*Task prompt*
Reproduce the listing below verbatim.

*Information supplied*
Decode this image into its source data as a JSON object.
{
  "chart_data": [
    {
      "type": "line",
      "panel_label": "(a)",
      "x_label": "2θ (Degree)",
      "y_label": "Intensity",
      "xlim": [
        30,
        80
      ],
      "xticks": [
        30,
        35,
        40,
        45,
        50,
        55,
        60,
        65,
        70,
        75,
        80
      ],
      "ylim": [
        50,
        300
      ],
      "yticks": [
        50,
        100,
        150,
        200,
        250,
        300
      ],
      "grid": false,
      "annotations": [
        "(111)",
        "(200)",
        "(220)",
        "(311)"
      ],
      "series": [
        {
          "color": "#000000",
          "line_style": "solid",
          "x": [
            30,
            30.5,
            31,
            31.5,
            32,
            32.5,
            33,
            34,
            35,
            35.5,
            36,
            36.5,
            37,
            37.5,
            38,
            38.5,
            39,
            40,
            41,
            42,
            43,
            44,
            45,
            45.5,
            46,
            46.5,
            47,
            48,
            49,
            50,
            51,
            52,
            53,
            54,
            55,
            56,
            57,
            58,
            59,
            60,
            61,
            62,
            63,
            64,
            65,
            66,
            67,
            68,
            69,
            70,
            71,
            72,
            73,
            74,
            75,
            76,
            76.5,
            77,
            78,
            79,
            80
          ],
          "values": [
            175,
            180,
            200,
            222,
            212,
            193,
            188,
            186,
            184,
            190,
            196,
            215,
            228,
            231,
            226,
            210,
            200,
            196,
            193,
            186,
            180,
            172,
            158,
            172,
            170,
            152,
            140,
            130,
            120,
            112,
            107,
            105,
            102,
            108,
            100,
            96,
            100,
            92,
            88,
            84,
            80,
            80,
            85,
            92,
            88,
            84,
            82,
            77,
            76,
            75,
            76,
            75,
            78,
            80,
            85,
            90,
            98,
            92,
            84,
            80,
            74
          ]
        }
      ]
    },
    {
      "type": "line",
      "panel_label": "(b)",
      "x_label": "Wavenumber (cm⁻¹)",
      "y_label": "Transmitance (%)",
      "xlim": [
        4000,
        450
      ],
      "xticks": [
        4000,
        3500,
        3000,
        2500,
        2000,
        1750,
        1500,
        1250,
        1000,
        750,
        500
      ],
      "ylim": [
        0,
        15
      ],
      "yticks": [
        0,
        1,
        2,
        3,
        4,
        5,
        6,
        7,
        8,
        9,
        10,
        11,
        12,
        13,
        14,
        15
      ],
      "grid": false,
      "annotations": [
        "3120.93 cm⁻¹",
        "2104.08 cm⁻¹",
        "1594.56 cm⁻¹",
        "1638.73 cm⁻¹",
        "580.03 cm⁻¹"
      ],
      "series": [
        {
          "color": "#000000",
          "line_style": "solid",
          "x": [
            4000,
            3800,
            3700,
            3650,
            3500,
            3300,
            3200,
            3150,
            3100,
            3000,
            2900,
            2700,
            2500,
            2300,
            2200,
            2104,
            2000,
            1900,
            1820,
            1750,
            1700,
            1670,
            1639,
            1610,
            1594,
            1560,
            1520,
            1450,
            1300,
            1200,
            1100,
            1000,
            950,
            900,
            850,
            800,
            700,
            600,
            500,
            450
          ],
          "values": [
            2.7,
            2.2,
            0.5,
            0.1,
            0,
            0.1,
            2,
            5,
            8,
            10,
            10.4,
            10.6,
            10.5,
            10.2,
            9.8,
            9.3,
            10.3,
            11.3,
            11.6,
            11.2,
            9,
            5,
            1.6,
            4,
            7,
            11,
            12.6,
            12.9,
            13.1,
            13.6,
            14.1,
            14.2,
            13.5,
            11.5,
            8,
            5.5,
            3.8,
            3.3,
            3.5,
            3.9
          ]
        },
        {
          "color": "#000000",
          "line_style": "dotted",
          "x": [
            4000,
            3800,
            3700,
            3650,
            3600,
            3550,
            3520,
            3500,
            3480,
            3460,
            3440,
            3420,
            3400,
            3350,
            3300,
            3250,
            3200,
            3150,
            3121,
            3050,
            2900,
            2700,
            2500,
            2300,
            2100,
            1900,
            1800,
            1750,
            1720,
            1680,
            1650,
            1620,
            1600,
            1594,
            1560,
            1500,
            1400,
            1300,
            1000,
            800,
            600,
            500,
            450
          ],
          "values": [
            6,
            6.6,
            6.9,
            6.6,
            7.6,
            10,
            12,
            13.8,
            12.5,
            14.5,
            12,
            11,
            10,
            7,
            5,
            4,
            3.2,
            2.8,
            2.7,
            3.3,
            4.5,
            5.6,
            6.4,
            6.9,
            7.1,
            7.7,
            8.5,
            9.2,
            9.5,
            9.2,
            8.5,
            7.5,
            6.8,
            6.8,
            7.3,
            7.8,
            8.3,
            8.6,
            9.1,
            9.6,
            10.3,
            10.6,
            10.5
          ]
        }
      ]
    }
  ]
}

*Reply to the exercise*
Decode this image into its source data as a JSON object.
{
  "chart_data": [
    {
      "type": "line",
      "panel_label": "(a)",
      "x_label": "2θ (Degree)",
      "y_label": "Intensity",
      "xlim": [
        30,
        80
      ],
      "xticks": [
        30,
        35,
        40,
        45,
        50,
        55,
        60,
        65,
        70,
        75,
        80
      ],
      "ylim": [
        50,
        300
      ],
      "yticks": [
        50,
        100,
        150,
        200,
        250,
        300
      ],
      "grid": false,
      "annotations": [
        "(111)",
        "(200)",
        "(220)",
        "(311)"
      ],
      "series": [
        {
          "color": "#000000",
          "line_style": "solid",
          "x": [
            30,
            30.5,
            31,
            31.5,
            32,
            32.5,
            33,
            34,
            35,
            35.5,
            36,
            36.5,
            37,
            37.5,
            38,
            38.5,
            39,
            40,
            41,
            42,
            43,
            44,
            45,
            45.5,
            46,
            46.5,
            47,
            48,
            49,
            50,
            51,
            52,
            53,
            54,
            55,
            56,
            57,
            58,
            59,
            60,
            61,
            62,
            63,
            64,
            65,
            66,
            67,
            68,
            69,
            70,
            71,
            72,
            73,
            74,
            75,
            76,
            76.5,
            77,
            78,
            79,
            80
          ],
          "values": [
            175,
            180,
            200,
            222,
            212,
            193,
            188,
            186,
            184,
            190,
            196,
            215,
            228,
            231,
            226,
            210,
            200,
            196,
            193,
            186,
            180,
            172,
            158,
            172,
            170,
            152,
            140,
            130,
            120,
            112,
            107,
            105,
            102,
            108,
            100,
            96,
            100,
            92,
            88,
            84,
            80,
            80,
            85,
            92,
            88,
            84,
            82,
            77,
            76,
            75,
            76,
            75,
            78,
            80,
            85,
            90,
            98,
            92,
            84,
            80,
            74
          ]
        }
      ]
    },
    {
      "type": "line",
      "panel_label": "(b)",
      "x_label": "Wavenumber (cm⁻¹)",
      "y_label": "Transmitance (%)",
      "xlim": [
        4000,
        450
      ],
      "xticks": [
        4000,
        3500,
        3000,
        2500,
        2000,
        1750,
        1500,
        1250,
        1000,
        750,
        500
      ],
      "ylim": [
        0,
        15
      ],
      "yticks": [
        0,
        1,
        2,
        3,
        4,
        5,
        6,
        7,
        8,
        9,
        10,
        11,
        12,
        13,
        14,
        15
      ],
      "grid": false,
      "annotations": [
        "3120.93 cm⁻¹",
        "2104.08 cm⁻¹",
        "1594.56 cm⁻¹",
        "1638.73 cm⁻¹",
        "580.03 cm⁻¹"
      ],
      "series": [
        {
          "color": "#000000",
          "line_style": "solid",
          "x": [
            4000,
            3800,
            3700,
            3650,
            3500,
            3300,
            3200,
            3150,
            3100,
            3000,
            2900,
            2700,
            2500,
            2300,
            2200,
            2104,
            2000,
            1900,
            1820,
            1750,
            1700,
            1670,
            1639,
            1610,
            1594,
            1560,
            1520,
            1450,
            1300,
            1200,
            1100,
            1000,
            950,
            900,
            850,
            800,
            700,
            600,
            500,
            450
          ],
          "values": [
            2.7,
            2.2,
            0.5,
            0.1,
            0,
            0.1,
            2,
            5,
            8,
            10,
            10.4,
            10.6,
            10.5,
            10.2,
            9.8,
            9.3,
            10.3,
            11.3,
            11.6,
            11.2,
            9,
            5,
            1.6,
            4,
            7,
            11,
            12.6,
            12.9,
            13.1,
            13.6,
            14.1,
            14.2,
            13.5,
            11.5,
            8,
            5.5,
            3.8,
            3.3,
            3.5,
            3.9
          ]
        },
        {
          "color": "#000000",
          "line_style": "dotted",
          "x": [
            4000,
            3800,
            3700,
            3650,
            3600,
            3550,
            3520,
            3500,
            3480,
            3460,
            3440,
            3420,
            3400,
            3350,
            3300,
            3250,
            3200,
            3150,
            3121,
            3050,
            2900,
            2700,
            2500,
            2300,
            2100,
            1900,
            1800,
            1750,
            1720,
            1680,
            1650,
            1620,
            1600,
            1594,
            1560,
            1500,
            1400,
            1300,
            1000,
            800,
            600,
            500,
            450
          ],
          "values": [
            6,
            6.6,
            6.9,
            6.6,
            7.6,
            10,
            12,
            13.8,
            12.5,
            14.5,
            12,
            11,
            10,
            7,
            5,
            4,
            3.2,
            2.8,
            2.7,
            3.3,
            4.5,
            5.6,
            6.4,
            6.9,
            7.1,
            7.7,
            8.5,
            9.2,
            9.5,
            9.2,
            8.5,
            7.5,
            6.8,
            6.8,
            7.3,
            7.8,
            8.3,
            8.6,
            9.1,
            9.6,
            10.3,
            10.6,
            10.5
          ]
        }
      ]
    }
  ]
}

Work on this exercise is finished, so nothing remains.